Collected data
========

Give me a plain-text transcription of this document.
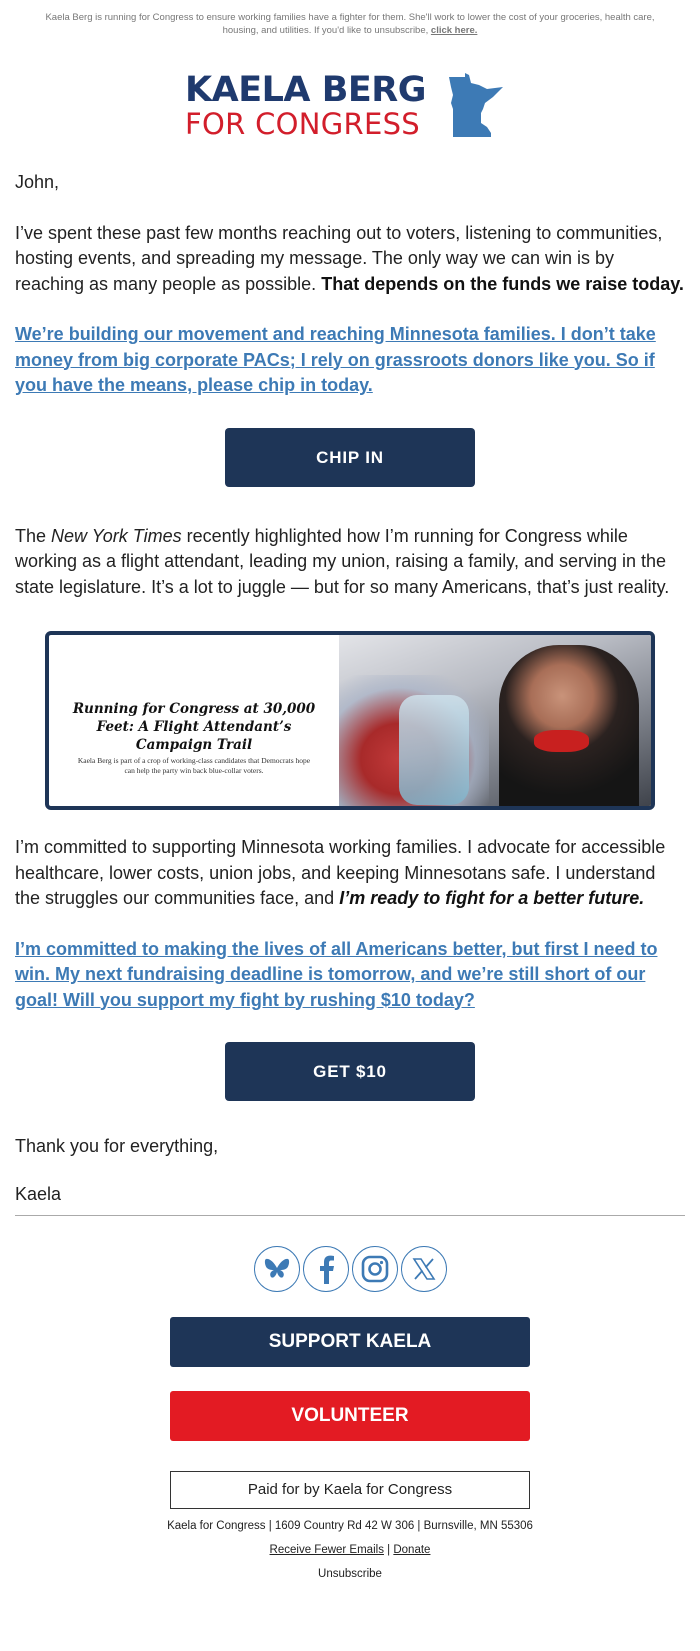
Kaela Berg is running for Congress to ensure working families have a fighter for them. She'll work to lower the cost of your groceries, health care, housing, and utilities. If you'd like to unsubscribe, click here.
KAELA BERG
FOR CONGRESS

John,

I’ve spent these past few months reaching out to voters, listening to communities, hosting events, and spreading my message. The only way we can win is by reaching as many people as possible. That depends on the funds we raise today.

We’re building our movement and reaching Minnesota families. I don’t take money from big corporate PACs; I rely on grassroots donors like you. So if you have the means, please chip in today.

CHIP IN

The New York Times recently highlighted how I’m running for Congress while working as a flight attendant, leading my union, raising a family, and serving in the state legislature. It’s a lot to juggle — but for so many Americans, that’s just reality.

Running for Congress at 30,000 Feet: A Flight Attendant’s Campaign Trail
Kaela Berg is part of a crop of working-class candidates that Democrats hope can help the party win back blue-collar voters.

I’m committed to supporting Minnesota working families. I advocate for accessible healthcare, lower costs, union jobs, and keeping Minnesotans safe. I understand the struggles our communities face, and I’m ready to fight for a better future.

I’m committed to making the lives of all Americans better, but first I need to win. My next fundraising deadline is tomorrow, and we’re still short of our goal! Will you support my fight by rushing $10 today?

GET $10

Thank you for everything,

Kaela

SUPPORT KAELA
VOLUNTEER
Paid for by Kaela for Congress
Kaela for Congress | 1609 Country Rd 42 W 306 | Burnsville, MN 55306
Receive Fewer Emails | Donate
Unsubscribe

========

#### Problem details:
Copy all lines from the data that hold the word "Minnesota".

#### Exercise response:
We’re building our movement and reaching Minnesota families. I don’t take money from big corporate PACs; I rely on grassroots donors like you. So if you have the means, please chip in today.
I’m committed to supporting Minnesota working families. I advocate for accessible healthcare, lower costs, union jobs, and keeping Minnesotans safe. I understand the struggles our communities face, and I’m ready to fight for a better future.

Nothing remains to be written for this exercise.